WORK INSTRUCTIONS:
Pick out all lines in the listing holding the string "text" and copy them.

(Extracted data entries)
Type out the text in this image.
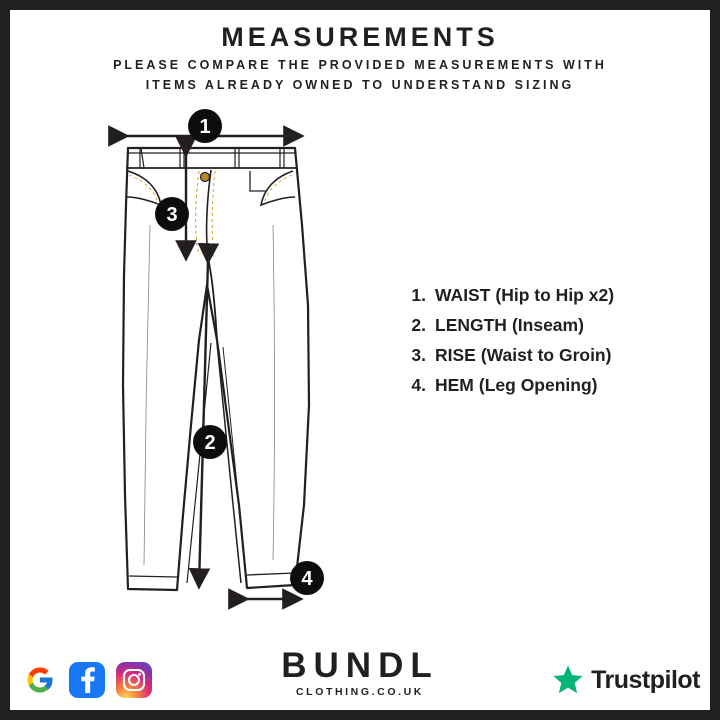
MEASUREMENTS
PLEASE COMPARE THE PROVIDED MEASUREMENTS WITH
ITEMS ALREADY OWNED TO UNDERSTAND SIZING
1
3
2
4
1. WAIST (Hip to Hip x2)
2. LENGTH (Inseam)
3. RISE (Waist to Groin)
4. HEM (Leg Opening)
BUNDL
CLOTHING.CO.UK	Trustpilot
* * *
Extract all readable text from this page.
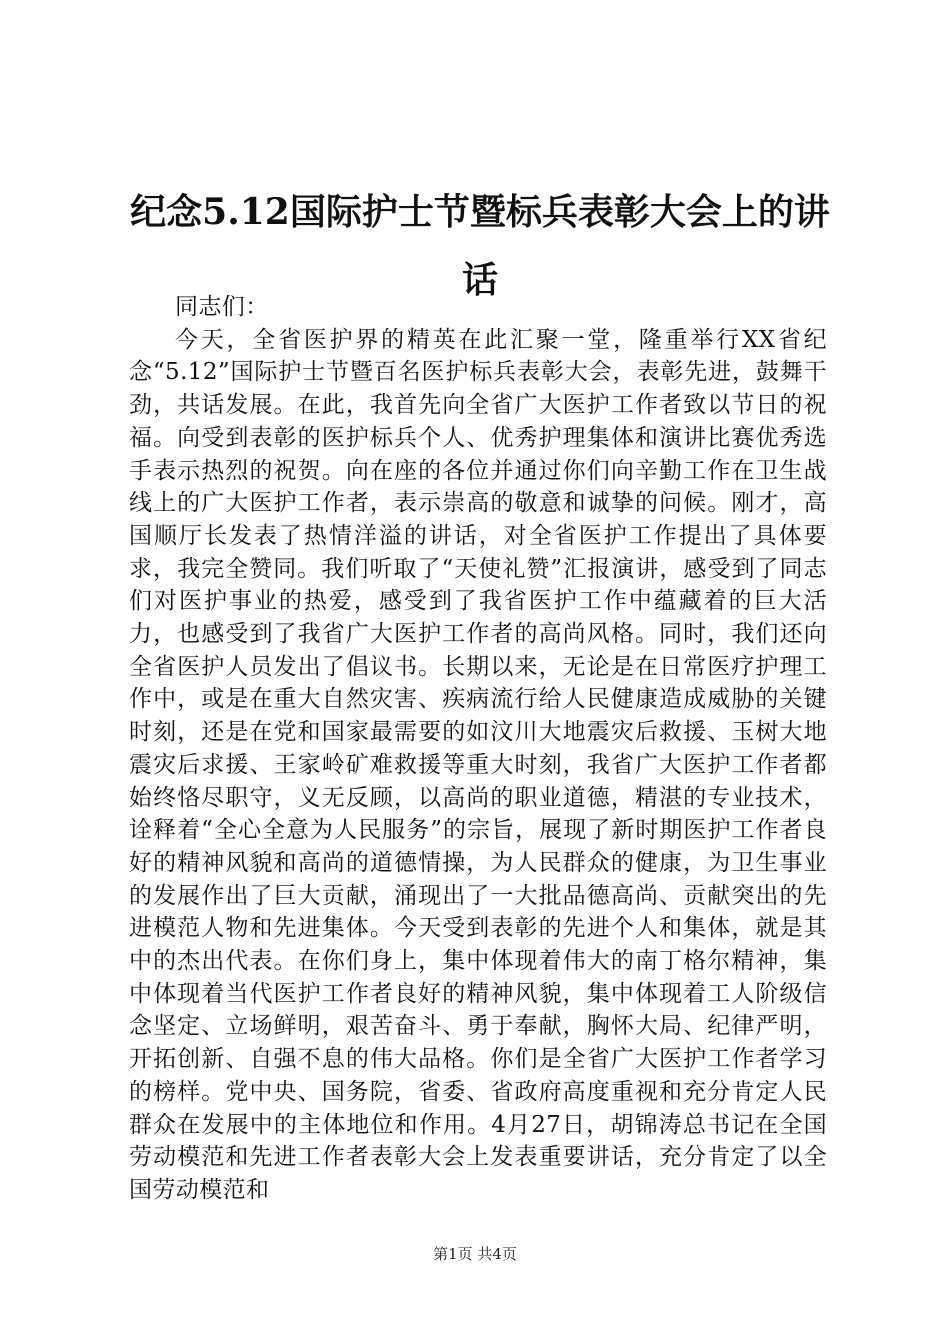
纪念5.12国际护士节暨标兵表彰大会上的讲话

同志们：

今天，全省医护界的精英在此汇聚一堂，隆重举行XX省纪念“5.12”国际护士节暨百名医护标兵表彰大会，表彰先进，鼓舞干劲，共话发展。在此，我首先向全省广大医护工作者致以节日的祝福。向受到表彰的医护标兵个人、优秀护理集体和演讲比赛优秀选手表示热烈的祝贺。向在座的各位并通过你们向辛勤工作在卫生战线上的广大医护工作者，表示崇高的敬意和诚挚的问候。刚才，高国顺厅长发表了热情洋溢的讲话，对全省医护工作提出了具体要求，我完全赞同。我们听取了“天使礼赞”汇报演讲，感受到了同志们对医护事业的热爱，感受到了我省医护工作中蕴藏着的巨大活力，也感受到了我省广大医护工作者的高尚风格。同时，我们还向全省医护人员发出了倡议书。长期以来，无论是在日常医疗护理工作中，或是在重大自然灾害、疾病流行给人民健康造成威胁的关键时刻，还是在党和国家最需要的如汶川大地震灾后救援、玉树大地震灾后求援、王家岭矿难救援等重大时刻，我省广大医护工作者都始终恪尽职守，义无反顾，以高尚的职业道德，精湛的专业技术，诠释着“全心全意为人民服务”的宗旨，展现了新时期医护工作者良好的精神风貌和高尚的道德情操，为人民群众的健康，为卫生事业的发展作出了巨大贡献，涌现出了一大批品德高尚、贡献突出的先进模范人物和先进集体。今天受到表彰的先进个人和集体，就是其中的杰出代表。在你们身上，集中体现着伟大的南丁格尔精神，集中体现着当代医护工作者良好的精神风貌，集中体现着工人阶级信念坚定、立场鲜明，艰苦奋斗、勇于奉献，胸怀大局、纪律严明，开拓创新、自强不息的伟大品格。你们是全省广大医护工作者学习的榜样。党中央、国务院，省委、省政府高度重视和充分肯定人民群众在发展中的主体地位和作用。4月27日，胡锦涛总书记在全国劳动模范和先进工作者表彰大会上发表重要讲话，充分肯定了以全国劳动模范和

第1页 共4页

SOLUTION BELOW:
Type out the text in this image.
Extract all readable text from this page.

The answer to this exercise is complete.